• Required work: Give the number of lines in this listing that contain "croc", with no other words.

>> Begin

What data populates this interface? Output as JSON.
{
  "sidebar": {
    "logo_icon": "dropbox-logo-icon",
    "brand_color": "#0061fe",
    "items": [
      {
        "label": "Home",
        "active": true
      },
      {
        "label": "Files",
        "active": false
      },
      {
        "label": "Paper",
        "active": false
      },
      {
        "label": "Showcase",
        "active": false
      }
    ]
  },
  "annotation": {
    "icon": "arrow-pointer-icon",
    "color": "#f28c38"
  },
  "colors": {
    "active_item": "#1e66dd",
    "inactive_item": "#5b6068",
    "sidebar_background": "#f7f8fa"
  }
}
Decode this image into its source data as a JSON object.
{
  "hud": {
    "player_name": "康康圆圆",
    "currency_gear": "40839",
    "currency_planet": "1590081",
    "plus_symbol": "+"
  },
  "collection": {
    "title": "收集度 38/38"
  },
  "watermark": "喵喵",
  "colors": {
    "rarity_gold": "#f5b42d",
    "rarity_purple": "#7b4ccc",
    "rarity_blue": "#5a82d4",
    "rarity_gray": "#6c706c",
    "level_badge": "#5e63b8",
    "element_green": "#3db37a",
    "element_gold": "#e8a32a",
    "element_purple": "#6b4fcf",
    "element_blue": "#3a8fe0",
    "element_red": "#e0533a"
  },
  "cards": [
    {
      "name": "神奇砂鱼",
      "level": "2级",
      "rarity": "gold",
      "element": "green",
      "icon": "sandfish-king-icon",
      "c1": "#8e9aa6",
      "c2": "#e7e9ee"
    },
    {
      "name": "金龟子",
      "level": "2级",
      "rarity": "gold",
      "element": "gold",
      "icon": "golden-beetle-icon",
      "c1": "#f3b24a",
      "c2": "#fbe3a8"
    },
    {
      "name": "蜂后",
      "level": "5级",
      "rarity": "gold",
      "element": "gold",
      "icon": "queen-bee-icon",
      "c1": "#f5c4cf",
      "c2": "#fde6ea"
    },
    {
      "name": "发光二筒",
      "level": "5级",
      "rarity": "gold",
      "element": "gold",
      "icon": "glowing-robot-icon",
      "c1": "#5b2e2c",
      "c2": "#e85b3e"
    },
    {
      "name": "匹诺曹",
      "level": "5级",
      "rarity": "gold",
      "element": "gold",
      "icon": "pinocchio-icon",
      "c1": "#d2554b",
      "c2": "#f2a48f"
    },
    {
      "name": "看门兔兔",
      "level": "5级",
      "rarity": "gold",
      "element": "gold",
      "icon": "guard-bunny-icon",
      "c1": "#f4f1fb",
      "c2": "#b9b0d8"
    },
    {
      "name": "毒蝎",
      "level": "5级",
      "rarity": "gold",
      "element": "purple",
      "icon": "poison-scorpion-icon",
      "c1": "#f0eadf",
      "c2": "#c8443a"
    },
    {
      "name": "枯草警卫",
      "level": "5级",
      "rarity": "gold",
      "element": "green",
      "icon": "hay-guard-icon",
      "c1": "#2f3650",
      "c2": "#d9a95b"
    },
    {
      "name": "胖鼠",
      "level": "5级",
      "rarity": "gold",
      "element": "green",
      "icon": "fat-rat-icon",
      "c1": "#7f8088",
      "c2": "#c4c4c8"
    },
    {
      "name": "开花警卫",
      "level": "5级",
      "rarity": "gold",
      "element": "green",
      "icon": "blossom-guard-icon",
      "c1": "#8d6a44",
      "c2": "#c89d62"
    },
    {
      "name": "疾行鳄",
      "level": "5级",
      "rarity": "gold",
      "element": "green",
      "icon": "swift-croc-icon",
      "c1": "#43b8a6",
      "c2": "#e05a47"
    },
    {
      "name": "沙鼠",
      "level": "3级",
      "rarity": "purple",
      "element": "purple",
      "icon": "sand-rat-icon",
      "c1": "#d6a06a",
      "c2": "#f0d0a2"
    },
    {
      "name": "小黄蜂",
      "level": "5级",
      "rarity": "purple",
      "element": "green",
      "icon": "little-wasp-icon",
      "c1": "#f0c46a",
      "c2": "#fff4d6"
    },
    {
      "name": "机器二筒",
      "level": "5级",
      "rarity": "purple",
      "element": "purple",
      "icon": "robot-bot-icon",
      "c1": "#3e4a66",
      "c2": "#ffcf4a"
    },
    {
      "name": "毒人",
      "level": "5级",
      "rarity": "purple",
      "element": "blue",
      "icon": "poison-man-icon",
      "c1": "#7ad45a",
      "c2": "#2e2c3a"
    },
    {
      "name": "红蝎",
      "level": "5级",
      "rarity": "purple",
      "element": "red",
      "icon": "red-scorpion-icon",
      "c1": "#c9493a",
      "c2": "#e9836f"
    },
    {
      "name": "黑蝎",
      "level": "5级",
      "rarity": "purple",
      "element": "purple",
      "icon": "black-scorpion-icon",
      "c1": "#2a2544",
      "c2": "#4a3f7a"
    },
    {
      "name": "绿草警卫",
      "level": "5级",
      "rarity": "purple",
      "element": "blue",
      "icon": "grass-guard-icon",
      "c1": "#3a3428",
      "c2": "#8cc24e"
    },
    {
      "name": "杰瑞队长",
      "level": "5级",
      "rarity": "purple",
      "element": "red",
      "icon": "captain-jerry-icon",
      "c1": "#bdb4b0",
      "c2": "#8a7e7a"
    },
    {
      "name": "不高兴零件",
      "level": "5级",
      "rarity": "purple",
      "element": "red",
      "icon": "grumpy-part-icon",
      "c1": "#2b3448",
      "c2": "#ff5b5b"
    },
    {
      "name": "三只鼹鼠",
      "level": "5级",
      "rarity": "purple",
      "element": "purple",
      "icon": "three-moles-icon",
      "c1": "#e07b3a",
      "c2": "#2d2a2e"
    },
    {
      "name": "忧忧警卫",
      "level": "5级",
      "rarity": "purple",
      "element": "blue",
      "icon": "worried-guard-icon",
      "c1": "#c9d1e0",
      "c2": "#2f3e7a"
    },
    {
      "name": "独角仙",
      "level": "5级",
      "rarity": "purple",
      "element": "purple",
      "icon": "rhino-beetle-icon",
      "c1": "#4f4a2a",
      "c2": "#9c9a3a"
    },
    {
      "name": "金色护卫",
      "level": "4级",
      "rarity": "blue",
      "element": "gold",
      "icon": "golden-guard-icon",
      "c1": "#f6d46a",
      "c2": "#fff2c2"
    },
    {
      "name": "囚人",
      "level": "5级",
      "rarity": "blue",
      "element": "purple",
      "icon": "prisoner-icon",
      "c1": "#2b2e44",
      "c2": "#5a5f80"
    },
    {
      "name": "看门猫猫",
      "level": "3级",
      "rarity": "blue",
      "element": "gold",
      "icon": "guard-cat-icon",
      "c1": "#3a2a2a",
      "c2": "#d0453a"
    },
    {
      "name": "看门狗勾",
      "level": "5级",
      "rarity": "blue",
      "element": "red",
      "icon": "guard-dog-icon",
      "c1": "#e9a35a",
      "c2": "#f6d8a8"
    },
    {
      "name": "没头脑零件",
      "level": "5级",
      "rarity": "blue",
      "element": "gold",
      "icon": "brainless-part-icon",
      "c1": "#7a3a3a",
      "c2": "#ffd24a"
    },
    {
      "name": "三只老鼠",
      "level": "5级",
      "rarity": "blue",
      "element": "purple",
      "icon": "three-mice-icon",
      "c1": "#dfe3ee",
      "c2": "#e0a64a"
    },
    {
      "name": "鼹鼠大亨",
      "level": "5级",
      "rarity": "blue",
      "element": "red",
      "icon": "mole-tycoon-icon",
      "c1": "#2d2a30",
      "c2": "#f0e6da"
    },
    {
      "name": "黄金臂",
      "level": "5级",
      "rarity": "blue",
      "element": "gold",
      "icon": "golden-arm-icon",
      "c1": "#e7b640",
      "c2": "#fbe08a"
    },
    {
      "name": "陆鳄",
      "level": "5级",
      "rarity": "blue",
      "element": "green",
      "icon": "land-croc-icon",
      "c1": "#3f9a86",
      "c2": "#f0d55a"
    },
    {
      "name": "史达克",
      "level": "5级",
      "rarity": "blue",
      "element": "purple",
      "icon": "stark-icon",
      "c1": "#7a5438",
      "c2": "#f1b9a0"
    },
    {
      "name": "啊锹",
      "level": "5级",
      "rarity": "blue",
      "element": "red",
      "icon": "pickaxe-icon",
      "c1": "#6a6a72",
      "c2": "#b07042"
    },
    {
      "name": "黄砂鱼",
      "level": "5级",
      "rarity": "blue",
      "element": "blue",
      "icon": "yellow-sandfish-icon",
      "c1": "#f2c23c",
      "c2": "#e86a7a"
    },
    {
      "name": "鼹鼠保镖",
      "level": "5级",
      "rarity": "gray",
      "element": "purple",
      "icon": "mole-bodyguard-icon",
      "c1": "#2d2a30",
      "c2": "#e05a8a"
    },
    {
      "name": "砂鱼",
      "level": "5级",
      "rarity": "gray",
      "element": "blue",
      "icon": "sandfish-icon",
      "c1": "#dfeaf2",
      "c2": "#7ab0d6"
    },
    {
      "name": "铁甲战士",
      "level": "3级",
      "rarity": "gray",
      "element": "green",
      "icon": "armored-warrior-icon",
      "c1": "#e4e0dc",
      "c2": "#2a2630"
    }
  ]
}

>> End

• The output: 2